● **INSTRUCTION**
Copy out each line in the material below that has the word "field".

● **Extracted data entries**
* * *
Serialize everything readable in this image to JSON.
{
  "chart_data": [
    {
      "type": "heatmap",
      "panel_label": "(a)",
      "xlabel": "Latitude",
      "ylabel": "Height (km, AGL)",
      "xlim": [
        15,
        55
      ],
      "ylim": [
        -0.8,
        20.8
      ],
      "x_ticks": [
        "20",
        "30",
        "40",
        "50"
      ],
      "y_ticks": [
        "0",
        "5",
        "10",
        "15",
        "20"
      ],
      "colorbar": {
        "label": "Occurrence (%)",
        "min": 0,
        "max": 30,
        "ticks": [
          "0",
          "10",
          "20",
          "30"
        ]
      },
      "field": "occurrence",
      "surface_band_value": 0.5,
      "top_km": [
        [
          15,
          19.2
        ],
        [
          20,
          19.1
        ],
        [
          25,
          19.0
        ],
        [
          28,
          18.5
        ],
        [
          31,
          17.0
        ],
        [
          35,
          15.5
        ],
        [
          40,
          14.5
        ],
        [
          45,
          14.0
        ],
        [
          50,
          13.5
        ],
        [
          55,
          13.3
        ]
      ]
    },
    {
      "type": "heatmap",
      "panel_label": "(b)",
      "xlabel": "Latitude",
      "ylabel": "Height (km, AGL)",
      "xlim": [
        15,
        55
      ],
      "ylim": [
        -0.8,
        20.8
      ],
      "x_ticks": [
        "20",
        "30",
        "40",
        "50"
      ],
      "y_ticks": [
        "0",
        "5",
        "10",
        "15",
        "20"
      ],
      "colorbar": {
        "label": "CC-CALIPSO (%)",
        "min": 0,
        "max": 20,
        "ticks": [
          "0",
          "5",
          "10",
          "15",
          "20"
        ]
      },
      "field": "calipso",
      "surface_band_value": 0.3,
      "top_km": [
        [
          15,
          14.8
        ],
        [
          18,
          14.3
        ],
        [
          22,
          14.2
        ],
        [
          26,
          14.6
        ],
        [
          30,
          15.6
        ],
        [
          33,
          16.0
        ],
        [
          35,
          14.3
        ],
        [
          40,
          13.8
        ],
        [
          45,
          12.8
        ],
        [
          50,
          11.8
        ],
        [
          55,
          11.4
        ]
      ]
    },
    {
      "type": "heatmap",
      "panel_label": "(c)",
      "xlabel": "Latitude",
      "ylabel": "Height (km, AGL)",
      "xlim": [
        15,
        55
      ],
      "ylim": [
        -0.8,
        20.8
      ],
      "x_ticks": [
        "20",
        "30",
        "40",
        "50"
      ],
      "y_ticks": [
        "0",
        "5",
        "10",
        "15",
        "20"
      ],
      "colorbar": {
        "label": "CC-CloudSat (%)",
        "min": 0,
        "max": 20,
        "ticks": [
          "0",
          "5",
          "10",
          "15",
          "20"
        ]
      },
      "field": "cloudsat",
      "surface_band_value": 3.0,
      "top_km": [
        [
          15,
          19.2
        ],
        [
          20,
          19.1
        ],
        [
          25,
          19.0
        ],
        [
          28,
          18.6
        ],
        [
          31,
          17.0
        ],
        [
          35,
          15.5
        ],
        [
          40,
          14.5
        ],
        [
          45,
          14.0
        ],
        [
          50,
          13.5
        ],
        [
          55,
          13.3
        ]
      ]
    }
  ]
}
* * *
● **SOLUTION TO THE PROBLEM**
      "field": "occurrence",
      "field": "calipso",
      "field": "cloudsat",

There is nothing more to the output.